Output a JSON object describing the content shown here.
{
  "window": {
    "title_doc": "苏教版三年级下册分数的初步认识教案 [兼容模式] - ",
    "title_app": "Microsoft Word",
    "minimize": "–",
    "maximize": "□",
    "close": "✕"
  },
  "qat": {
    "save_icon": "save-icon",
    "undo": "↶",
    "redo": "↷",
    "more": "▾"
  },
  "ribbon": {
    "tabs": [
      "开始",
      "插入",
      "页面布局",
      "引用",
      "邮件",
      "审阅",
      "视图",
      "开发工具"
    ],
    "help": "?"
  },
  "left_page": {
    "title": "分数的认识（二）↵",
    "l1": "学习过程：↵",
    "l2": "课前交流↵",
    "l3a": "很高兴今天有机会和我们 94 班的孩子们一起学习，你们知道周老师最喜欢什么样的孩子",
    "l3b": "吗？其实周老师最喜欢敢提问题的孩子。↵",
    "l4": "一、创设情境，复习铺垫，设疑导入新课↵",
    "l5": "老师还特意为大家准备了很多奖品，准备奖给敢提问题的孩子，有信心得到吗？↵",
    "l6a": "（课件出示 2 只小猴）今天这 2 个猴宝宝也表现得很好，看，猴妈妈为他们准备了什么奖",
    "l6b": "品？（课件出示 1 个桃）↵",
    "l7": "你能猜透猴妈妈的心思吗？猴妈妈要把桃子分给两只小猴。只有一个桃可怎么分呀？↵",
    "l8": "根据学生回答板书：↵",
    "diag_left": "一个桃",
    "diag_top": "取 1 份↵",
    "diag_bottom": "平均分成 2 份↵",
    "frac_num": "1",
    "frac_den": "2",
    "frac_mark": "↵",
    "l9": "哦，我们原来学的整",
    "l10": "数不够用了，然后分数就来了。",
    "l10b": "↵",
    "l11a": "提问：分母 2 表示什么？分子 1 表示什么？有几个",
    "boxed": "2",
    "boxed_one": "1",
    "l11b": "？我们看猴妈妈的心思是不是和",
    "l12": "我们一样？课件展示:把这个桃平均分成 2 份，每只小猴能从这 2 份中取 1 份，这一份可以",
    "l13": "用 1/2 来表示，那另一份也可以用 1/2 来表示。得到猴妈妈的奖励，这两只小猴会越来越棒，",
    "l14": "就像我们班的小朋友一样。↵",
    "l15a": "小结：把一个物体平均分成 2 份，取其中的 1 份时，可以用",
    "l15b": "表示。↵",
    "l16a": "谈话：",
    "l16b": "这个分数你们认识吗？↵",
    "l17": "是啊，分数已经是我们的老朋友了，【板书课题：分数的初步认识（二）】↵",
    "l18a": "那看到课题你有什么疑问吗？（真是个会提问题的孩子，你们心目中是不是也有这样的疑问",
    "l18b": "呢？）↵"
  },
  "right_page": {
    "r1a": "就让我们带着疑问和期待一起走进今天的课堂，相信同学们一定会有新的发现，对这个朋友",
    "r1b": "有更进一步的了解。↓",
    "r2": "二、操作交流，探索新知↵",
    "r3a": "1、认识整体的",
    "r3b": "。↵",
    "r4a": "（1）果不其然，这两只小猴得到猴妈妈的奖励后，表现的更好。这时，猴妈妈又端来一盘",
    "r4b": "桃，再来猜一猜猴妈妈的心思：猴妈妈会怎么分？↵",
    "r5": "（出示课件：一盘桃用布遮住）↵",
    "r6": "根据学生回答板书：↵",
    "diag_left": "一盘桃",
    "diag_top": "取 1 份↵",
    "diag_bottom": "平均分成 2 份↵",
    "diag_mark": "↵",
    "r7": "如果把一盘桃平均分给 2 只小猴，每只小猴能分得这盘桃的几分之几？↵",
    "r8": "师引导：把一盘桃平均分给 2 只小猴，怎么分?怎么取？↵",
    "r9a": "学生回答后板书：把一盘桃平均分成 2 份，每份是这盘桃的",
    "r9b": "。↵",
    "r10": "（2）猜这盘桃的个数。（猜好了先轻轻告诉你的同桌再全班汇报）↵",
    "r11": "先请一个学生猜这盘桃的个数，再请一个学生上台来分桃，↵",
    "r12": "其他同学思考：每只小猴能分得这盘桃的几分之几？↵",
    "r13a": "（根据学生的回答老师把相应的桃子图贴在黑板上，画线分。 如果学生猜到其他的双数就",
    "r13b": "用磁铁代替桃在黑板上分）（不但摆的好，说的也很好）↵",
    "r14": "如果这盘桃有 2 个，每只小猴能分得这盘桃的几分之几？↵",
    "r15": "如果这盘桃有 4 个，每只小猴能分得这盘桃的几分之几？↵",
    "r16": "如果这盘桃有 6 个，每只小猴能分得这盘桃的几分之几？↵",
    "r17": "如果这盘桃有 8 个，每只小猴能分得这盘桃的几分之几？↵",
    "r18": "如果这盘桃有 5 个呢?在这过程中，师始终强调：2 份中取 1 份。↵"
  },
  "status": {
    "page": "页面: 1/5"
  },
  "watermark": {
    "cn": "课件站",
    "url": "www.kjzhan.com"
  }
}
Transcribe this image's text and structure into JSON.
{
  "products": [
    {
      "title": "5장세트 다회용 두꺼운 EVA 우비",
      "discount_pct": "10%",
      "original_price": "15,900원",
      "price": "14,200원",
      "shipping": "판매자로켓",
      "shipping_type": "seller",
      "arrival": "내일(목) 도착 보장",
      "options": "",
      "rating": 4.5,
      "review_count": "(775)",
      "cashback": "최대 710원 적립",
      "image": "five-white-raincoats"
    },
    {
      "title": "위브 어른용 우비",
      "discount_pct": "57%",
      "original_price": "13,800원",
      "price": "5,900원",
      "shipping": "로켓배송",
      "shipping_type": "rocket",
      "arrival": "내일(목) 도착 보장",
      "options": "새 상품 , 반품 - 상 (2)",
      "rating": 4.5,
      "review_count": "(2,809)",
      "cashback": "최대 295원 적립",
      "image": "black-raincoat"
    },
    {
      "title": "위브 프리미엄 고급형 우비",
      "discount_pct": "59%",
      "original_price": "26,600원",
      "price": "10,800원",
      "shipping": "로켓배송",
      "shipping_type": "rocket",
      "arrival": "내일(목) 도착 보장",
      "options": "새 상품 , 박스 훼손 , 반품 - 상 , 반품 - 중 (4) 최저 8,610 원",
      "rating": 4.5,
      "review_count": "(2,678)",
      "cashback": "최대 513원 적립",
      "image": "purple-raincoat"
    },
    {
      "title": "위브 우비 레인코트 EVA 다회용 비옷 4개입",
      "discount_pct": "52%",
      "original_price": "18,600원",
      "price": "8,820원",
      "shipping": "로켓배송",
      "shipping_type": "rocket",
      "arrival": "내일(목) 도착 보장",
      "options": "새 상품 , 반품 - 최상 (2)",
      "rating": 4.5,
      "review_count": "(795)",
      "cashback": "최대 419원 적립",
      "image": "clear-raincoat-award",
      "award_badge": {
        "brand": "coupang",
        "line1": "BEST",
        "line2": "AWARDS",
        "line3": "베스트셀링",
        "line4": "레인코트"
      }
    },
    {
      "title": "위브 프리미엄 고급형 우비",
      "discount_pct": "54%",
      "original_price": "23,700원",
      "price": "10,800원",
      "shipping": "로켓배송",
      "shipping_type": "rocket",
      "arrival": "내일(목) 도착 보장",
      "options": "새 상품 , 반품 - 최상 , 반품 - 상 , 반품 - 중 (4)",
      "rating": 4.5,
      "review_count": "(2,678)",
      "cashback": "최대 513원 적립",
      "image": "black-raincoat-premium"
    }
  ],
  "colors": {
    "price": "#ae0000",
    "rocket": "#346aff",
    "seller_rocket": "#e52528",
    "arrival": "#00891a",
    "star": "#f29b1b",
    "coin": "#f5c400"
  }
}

---*---

= Work instructions =
All entries shown above should be printed again exactly.

= Result for this exercise =
Output a JSON object describing the content shown here.
{
  "window": {
    "title_doc": "苏教版三年级下册分数的初步认识教案 [兼容模式] - ",
    "title_app": "Microsoft Word",
    "minimize": "–",
    "maximize": "□",
    "close": "✕"
  },
  "qat": {
    "save_icon": "save-icon",
    "undo": "↶",
    "redo": "↷",
    "more": "▾"
  },
  "ribbon": {
    "tabs": [
      "开始",
      "插入",
      "页面布局",
      "引用",
      "邮件",
      "审阅",
      "视图",
      "开发工具"
    ],
    "help": "?"
  },
  "left_page": {
    "title": "分数的认识（二）↵",
    "l1": "学习过程：↵",
    "l2": "课前交流↵",
    "l3a": "很高兴今天有机会和我们 94 班的孩子们一起学习，你们知道周老师最喜欢什么样的孩子",
    "l3b": "吗？其实周老师最喜欢敢提问题的孩子。↵",
    "l4": "一、创设情境，复习铺垫，设疑导入新课↵",
    "l5": "老师还特意为大家准备了很多奖品，准备奖给敢提问题的孩子，有信心得到吗？↵",
    "l6a": "（课件出示 2 只小猴）今天这 2 个猴宝宝也表现得很好，看，猴妈妈为他们准备了什么奖",
    "l6b": "品？（课件出示 1 个桃）↵",
    "l7": "你能猜透猴妈妈的心思吗？猴妈妈要把桃子分给两只小猴。只有一个桃可怎么分呀？↵",
    "l8": "根据学生回答板书：↵",
    "diag_left": "一个桃",
    "diag_top": "取 1 份↵",
    "diag_bottom": "平均分成 2 份↵",
    "frac_num": "1",
    "frac_den": "2",
    "frac_mark": "↵",
    "l9": "哦，我们原来学的整",
    "l10": "数不够用了，然后分数就来了。",
    "l10b": "↵",
    "l11a": "提问：分母 2 表示什么？分子 1 表示什么？有几个",
    "boxed": "2",
    "boxed_one": "1",
    "l11b": "？我们看猴妈妈的心思是不是和",
    "l12": "我们一样？课件展示:把这个桃平均分成 2 份，每只小猴能从这 2 份中取 1 份，这一份可以",
    "l13": "用 1/2 来表示，那另一份也可以用 1/2 来表示。得到猴妈妈的奖励，这两只小猴会越来越棒，",
    "l14": "就像我们班的小朋友一样。↵",
    "l15a": "小结：把一个物体平均分成 2 份，取其中的 1 份时，可以用",
    "l15b": "表示。↵",
    "l16a": "谈话：",
    "l16b": "这个分数你们认识吗？↵",
    "l17": "是啊，分数已经是我们的老朋友了，【板书课题：分数的初步认识（二）】↵",
    "l18a": "那看到课题你有什么疑问吗？（真是个会提问题的孩子，你们心目中是不是也有这样的疑问",
    "l18b": "呢？）↵"
  },
  "right_page": {
    "r1a": "就让我们带着疑问和期待一起走进今天的课堂，相信同学们一定会有新的发现，对这个朋友",
    "r1b": "有更进一步的了解。↓",
    "r2": "二、操作交流，探索新知↵",
    "r3a": "1、认识整体的",
    "r3b": "。↵",
    "r4a": "（1）果不其然，这两只小猴得到猴妈妈的奖励后，表现的更好。这时，猴妈妈又端来一盘",
    "r4b": "桃，再来猜一猜猴妈妈的心思：猴妈妈会怎么分？↵",
    "r5": "（出示课件：一盘桃用布遮住）↵",
    "r6": "根据学生回答板书：↵",
    "diag_left": "一盘桃",
    "diag_top": "取 1 份↵",
    "diag_bottom": "平均分成 2 份↵",
    "diag_mark": "↵",
    "r7": "如果把一盘桃平均分给 2 只小猴，每只小猴能分得这盘桃的几分之几？↵",
    "r8": "师引导：把一盘桃平均分给 2 只小猴，怎么分?怎么取？↵",
    "r9a": "学生回答后板书：把一盘桃平均分成 2 份，每份是这盘桃的",
    "r9b": "。↵",
    "r10": "（2）猜这盘桃的个数。（猜好了先轻轻告诉你的同桌再全班汇报）↵",
    "r11": "先请一个学生猜这盘桃的个数，再请一个学生上台来分桃，↵",
    "r12": "其他同学思考：每只小猴能分得这盘桃的几分之几？↵",
    "r13a": "（根据学生的回答老师把相应的桃子图贴在黑板上，画线分。 如果学生猜到其他的双数就",
    "r13b": "用磁铁代替桃在黑板上分）（不但摆的好，说的也很好）↵",
    "r14": "如果这盘桃有 2 个，每只小猴能分得这盘桃的几分之几？↵",
    "r15": "如果这盘桃有 4 个，每只小猴能分得这盘桃的几分之几？↵",
    "r16": "如果这盘桃有 6 个，每只小猴能分得这盘桃的几分之几？↵",
    "r17": "如果这盘桃有 8 个，每只小猴能分得这盘桃的几分之几？↵",
    "r18": "如果这盘桃有 5 个呢?在这过程中，师始终强调：2 份中取 1 份。↵"
  },
  "status": {
    "page": "页面: 1/5"
  },
  "watermark": {
    "cn": "课件站",
    "url": "www.kjzhan.com"
  }
}
Transcribe this image's text and structure into JSON.
{
  "products": [
    {
      "title": "5장세트 다회용 두꺼운 EVA 우비",
      "discount_pct": "10%",
      "original_price": "15,900원",
      "price": "14,200원",
      "shipping": "판매자로켓",
      "shipping_type": "seller",
      "arrival": "내일(목) 도착 보장",
      "options": "",
      "rating": 4.5,
      "review_count": "(775)",
      "cashback": "최대 710원 적립",
      "image": "five-white-raincoats"
    },
    {
      "title": "위브 어른용 우비",
      "discount_pct": "57%",
      "original_price": "13,800원",
      "price": "5,900원",
      "shipping": "로켓배송",
      "shipping_type": "rocket",
      "arrival": "내일(목) 도착 보장",
      "options": "새 상품 , 반품 - 상 (2)",
      "rating": 4.5,
      "review_count": "(2,809)",
      "cashback": "최대 295원 적립",
      "image": "black-raincoat"
    },
    {
      "title": "위브 프리미엄 고급형 우비",
      "discount_pct": "59%",
      "original_price": "26,600원",
      "price": "10,800원",
      "shipping": "로켓배송",
      "shipping_type": "rocket",
      "arrival": "내일(목) 도착 보장",
      "options": "새 상품 , 박스 훼손 , 반품 - 상 , 반품 - 중 (4) 최저 8,610 원",
      "rating": 4.5,
      "review_count": "(2,678)",
      "cashback": "최대 513원 적립",
      "image": "purple-raincoat"
    },
    {
      "title": "위브 우비 레인코트 EVA 다회용 비옷 4개입",
      "discount_pct": "52%",
      "original_price": "18,600원",
      "price": "8,820원",
      "shipping": "로켓배송",
      "shipping_type": "rocket",
      "arrival": "내일(목) 도착 보장",
      "options": "새 상품 , 반품 - 최상 (2)",
      "rating": 4.5,
      "review_count": "(795)",
      "cashback": "최대 419원 적립",
      "image": "clear-raincoat-award",
      "award_badge": {
        "brand": "coupang",
        "line1": "BEST",
        "line2": "AWARDS",
        "line3": "베스트셀링",
        "line4": "레인코트"
      }
    },
    {
      "title": "위브 프리미엄 고급형 우비",
      "discount_pct": "54%",
      "original_price": "23,700원",
      "price": "10,800원",
      "shipping": "로켓배송",
      "shipping_type": "rocket",
      "arrival": "내일(목) 도착 보장",
      "options": "새 상품 , 반품 - 최상 , 반품 - 상 , 반품 - 중 (4)",
      "rating": 4.5,
      "review_count": "(2,678)",
      "cashback": "최대 513원 적립",
      "image": "black-raincoat-premium"
    }
  ],
  "colors": {
    "price": "#ae0000",
    "rocket": "#346aff",
    "seller_rocket": "#e52528",
    "arrival": "#00891a",
    "star": "#f29b1b",
    "coin": "#f5c400"
  }
}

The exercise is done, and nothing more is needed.